Return the whole listing exactly as it stands.

══════════════════════════════

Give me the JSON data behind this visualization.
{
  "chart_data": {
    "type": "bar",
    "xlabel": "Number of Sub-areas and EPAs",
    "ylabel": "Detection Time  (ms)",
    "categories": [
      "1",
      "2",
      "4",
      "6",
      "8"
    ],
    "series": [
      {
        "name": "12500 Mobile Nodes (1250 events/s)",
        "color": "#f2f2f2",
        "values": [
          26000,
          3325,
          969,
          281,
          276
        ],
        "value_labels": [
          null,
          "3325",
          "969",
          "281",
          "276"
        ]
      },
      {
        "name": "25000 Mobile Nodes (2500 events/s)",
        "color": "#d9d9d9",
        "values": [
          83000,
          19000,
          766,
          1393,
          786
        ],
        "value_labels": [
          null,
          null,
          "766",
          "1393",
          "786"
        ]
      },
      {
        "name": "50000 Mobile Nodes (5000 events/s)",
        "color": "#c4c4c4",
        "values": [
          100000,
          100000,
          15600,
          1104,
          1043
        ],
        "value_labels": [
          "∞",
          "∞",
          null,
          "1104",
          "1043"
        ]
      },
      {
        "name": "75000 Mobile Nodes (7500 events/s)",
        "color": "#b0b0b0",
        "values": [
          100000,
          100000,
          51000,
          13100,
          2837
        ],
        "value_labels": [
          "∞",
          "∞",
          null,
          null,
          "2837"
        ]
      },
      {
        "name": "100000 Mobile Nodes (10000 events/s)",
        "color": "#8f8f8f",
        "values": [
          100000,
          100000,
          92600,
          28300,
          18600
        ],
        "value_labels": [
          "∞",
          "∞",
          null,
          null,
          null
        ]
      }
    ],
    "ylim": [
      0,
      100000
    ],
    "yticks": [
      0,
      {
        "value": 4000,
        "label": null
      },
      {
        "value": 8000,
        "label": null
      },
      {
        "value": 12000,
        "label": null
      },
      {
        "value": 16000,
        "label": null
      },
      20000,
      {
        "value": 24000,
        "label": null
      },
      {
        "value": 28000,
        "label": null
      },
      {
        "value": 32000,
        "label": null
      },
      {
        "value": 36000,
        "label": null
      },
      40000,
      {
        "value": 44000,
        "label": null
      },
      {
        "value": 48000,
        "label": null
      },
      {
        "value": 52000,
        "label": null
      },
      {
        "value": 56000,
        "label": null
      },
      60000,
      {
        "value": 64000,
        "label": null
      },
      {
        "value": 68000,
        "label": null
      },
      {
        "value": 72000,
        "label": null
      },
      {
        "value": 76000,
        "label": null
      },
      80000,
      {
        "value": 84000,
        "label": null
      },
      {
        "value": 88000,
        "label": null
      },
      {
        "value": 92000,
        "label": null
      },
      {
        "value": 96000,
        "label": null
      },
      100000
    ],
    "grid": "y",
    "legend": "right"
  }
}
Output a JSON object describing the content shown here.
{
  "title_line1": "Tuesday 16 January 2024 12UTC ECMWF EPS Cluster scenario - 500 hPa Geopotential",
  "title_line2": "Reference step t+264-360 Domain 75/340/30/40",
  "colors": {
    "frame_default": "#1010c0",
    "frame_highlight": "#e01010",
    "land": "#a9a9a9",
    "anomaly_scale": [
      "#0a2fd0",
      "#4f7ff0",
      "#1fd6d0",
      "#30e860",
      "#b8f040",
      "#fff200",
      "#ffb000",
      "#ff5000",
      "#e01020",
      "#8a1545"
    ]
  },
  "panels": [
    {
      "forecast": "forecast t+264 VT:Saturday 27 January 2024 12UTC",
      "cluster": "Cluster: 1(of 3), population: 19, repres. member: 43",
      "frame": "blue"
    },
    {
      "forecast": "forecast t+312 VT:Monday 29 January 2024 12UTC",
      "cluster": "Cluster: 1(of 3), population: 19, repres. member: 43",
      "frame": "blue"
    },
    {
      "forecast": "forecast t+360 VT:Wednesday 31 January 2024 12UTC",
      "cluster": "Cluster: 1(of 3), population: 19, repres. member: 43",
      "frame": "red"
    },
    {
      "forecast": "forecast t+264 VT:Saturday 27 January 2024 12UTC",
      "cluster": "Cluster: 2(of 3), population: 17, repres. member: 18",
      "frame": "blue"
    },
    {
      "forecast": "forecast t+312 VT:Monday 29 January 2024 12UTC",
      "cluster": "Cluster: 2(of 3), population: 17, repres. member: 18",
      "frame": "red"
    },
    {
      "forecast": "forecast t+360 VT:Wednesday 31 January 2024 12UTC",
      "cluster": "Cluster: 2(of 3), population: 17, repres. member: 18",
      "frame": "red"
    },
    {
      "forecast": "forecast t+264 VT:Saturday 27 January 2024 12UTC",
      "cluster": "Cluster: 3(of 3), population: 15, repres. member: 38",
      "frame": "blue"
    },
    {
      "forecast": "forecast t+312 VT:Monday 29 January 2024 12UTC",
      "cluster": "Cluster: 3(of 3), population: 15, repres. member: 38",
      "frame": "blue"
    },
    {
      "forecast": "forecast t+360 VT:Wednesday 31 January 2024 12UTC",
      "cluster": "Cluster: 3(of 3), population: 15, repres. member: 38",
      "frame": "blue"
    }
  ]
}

══════════════════════════════

= RESPONSE TO THIS EXERCISE =
Give me the JSON data behind this visualization.
{
  "chart_data": {
    "type": "bar",
    "xlabel": "Number of Sub-areas and EPAs",
    "ylabel": "Detection Time  (ms)",
    "categories": [
      "1",
      "2",
      "4",
      "6",
      "8"
    ],
    "series": [
      {
        "name": "12500 Mobile Nodes (1250 events/s)",
        "color": "#f2f2f2",
        "values": [
          26000,
          3325,
          969,
          281,
          276
        ],
        "value_labels": [
          null,
          "3325",
          "969",
          "281",
          "276"
        ]
      },
      {
        "name": "25000 Mobile Nodes (2500 events/s)",
        "color": "#d9d9d9",
        "values": [
          83000,
          19000,
          766,
          1393,
          786
        ],
        "value_labels": [
          null,
          null,
          "766",
          "1393",
          "786"
        ]
      },
      {
        "name": "50000 Mobile Nodes (5000 events/s)",
        "color": "#c4c4c4",
        "values": [
          100000,
          100000,
          15600,
          1104,
          1043
        ],
        "value_labels": [
          "∞",
          "∞",
          null,
          "1104",
          "1043"
        ]
      },
      {
        "name": "75000 Mobile Nodes (7500 events/s)",
        "color": "#b0b0b0",
        "values": [
          100000,
          100000,
          51000,
          13100,
          2837
        ],
        "value_labels": [
          "∞",
          "∞",
          null,
          null,
          "2837"
        ]
      },
      {
        "name": "100000 Mobile Nodes (10000 events/s)",
        "color": "#8f8f8f",
        "values": [
          100000,
          100000,
          92600,
          28300,
          18600
        ],
        "value_labels": [
          "∞",
          "∞",
          null,
          null,
          null
        ]
      }
    ],
    "ylim": [
      0,
      100000
    ],
    "yticks": [
      0,
      {
        "value": 4000,
        "label": null
      },
      {
        "value": 8000,
        "label": null
      },
      {
        "value": 12000,
        "label": null
      },
      {
        "value": 16000,
        "label": null
      },
      20000,
      {
        "value": 24000,
        "label": null
      },
      {
        "value": 28000,
        "label": null
      },
      {
        "value": 32000,
        "label": null
      },
      {
        "value": 36000,
        "label": null
      },
      40000,
      {
        "value": 44000,
        "label": null
      },
      {
        "value": 48000,
        "label": null
      },
      {
        "value": 52000,
        "label": null
      },
      {
        "value": 56000,
        "label": null
      },
      60000,
      {
        "value": 64000,
        "label": null
      },
      {
        "value": 68000,
        "label": null
      },
      {
        "value": 72000,
        "label": null
      },
      {
        "value": 76000,
        "label": null
      },
      80000,
      {
        "value": 84000,
        "label": null
      },
      {
        "value": 88000,
        "label": null
      },
      {
        "value": 92000,
        "label": null
      },
      {
        "value": 96000,
        "label": null
      },
      100000
    ],
    "grid": "y",
    "legend": "right"
  }
}
Output a JSON object describing the content shown here.
{
  "title_line1": "Tuesday 16 January 2024 12UTC ECMWF EPS Cluster scenario - 500 hPa Geopotential",
  "title_line2": "Reference step t+264-360 Domain 75/340/30/40",
  "colors": {
    "frame_default": "#1010c0",
    "frame_highlight": "#e01010",
    "land": "#a9a9a9",
    "anomaly_scale": [
      "#0a2fd0",
      "#4f7ff0",
      "#1fd6d0",
      "#30e860",
      "#b8f040",
      "#fff200",
      "#ffb000",
      "#ff5000",
      "#e01020",
      "#8a1545"
    ]
  },
  "panels": [
    {
      "forecast": "forecast t+264 VT:Saturday 27 January 2024 12UTC",
      "cluster": "Cluster: 1(of 3), population: 19, repres. member: 43",
      "frame": "blue"
    },
    {
      "forecast": "forecast t+312 VT:Monday 29 January 2024 12UTC",
      "cluster": "Cluster: 1(of 3), population: 19, repres. member: 43",
      "frame": "blue"
    },
    {
      "forecast": "forecast t+360 VT:Wednesday 31 January 2024 12UTC",
      "cluster": "Cluster: 1(of 3), population: 19, repres. member: 43",
      "frame": "red"
    },
    {
      "forecast": "forecast t+264 VT:Saturday 27 January 2024 12UTC",
      "cluster": "Cluster: 2(of 3), population: 17, repres. member: 18",
      "frame": "blue"
    },
    {
      "forecast": "forecast t+312 VT:Monday 29 January 2024 12UTC",
      "cluster": "Cluster: 2(of 3), population: 17, repres. member: 18",
      "frame": "red"
    },
    {
      "forecast": "forecast t+360 VT:Wednesday 31 January 2024 12UTC",
      "cluster": "Cluster: 2(of 3), population: 17, repres. member: 18",
      "frame": "red"
    },
    {
      "forecast": "forecast t+264 VT:Saturday 27 January 2024 12UTC",
      "cluster": "Cluster: 3(of 3), population: 15, repres. member: 38",
      "frame": "blue"
    },
    {
      "forecast": "forecast t+312 VT:Monday 29 January 2024 12UTC",
      "cluster": "Cluster: 3(of 3), population: 15, repres. member: 38",
      "frame": "blue"
    },
    {
      "forecast": "forecast t+360 VT:Wednesday 31 January 2024 12UTC",
      "cluster": "Cluster: 3(of 3), population: 15, repres. member: 38",
      "frame": "blue"
    }
  ]
}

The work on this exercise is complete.